* Available data:
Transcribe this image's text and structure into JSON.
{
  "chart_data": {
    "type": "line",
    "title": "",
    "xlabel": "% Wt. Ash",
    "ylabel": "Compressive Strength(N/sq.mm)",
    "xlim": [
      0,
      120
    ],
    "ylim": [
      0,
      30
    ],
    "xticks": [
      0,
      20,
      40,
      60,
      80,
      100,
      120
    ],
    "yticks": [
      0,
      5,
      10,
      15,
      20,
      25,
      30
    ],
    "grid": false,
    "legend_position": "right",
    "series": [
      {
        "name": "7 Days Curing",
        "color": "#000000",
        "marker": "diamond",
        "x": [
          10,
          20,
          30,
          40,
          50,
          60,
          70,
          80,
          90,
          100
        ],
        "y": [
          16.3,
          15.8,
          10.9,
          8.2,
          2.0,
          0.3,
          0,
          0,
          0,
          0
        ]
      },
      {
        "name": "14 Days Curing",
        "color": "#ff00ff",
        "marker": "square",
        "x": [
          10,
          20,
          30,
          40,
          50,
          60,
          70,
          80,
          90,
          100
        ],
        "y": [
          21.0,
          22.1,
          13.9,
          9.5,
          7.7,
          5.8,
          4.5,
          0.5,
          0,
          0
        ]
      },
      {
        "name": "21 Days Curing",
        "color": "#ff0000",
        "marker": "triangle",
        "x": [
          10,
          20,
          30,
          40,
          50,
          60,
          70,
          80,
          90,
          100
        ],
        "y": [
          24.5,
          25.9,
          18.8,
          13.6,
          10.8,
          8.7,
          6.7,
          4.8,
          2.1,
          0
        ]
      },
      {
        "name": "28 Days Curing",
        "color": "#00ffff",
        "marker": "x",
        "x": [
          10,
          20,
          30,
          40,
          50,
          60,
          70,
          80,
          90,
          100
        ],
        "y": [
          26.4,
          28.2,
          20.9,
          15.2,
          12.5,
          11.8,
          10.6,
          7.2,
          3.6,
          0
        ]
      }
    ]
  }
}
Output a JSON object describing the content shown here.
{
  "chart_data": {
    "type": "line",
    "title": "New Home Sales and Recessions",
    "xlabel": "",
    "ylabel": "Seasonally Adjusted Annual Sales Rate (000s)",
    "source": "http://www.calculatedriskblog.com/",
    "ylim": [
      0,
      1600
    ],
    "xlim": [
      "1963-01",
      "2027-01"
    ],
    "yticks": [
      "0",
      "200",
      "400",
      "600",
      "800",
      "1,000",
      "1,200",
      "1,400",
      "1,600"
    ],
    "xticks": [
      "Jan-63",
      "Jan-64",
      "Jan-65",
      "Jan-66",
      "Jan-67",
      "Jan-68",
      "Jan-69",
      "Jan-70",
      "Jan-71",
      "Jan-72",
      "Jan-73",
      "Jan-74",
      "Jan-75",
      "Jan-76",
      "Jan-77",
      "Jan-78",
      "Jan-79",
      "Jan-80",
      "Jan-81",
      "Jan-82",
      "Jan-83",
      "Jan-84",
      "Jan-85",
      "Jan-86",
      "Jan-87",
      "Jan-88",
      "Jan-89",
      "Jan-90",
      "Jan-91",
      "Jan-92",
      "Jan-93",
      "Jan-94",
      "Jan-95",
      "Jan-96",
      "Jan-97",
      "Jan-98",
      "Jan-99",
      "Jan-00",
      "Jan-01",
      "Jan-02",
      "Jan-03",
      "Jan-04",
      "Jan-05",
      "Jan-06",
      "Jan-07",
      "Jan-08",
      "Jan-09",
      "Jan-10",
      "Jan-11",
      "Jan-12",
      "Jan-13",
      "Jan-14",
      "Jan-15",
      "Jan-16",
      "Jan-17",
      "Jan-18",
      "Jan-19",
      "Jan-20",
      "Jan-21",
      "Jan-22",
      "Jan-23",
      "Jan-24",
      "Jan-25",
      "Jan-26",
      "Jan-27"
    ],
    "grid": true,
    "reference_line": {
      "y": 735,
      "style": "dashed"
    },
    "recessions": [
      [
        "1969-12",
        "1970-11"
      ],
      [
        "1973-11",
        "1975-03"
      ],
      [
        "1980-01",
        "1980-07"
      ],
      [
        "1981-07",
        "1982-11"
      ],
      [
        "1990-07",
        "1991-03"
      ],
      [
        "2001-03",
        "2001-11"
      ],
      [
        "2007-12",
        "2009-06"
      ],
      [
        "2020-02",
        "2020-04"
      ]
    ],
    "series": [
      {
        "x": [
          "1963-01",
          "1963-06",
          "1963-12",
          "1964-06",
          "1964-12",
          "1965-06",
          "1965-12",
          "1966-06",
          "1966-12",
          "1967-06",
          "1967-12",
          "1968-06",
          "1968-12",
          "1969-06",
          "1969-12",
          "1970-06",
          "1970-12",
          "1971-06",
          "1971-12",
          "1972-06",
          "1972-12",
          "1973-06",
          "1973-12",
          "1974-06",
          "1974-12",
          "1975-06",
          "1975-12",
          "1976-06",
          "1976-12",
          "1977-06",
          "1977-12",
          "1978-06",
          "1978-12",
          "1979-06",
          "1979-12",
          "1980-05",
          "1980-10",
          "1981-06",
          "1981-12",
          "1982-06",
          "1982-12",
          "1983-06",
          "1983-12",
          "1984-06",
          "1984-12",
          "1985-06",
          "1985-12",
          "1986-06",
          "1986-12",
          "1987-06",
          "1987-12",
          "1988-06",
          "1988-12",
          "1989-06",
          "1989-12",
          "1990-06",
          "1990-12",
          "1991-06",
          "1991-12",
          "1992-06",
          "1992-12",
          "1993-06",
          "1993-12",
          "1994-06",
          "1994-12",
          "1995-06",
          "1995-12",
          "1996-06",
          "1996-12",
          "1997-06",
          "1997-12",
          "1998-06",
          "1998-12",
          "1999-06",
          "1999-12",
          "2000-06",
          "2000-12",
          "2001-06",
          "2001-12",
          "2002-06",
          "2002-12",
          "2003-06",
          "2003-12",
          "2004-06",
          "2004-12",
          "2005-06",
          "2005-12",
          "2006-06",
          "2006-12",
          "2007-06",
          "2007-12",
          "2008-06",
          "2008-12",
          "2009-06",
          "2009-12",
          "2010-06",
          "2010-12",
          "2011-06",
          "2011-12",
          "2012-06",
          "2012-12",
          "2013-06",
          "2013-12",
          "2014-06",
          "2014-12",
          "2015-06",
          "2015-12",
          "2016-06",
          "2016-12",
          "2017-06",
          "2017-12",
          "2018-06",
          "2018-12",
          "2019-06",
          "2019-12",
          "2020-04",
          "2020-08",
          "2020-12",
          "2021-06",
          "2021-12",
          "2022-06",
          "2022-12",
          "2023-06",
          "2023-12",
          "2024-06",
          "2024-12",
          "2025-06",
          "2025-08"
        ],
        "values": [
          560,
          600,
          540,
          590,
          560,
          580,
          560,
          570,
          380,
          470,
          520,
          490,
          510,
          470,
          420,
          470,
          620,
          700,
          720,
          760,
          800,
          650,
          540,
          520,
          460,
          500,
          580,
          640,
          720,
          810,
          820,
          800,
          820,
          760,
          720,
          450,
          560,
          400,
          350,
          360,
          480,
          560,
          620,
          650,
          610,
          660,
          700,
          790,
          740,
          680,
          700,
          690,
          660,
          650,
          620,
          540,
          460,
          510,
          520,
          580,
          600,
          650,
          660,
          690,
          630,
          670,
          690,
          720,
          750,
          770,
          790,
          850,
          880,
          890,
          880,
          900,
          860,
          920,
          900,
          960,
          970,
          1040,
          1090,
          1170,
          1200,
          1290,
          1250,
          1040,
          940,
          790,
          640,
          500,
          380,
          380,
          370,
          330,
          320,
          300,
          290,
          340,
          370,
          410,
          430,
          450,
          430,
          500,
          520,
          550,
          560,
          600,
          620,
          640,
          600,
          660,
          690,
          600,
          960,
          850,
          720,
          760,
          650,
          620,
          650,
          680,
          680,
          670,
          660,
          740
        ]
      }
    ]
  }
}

* Work to do:
Collect each line of the entries that has the word "name", copying it in full.

* Solution to this problem:
        "name": "7 Days Curing",
        "name": "14 Days Curing",
        "name": "21 Days Curing",
        "name": "28 Days Curing",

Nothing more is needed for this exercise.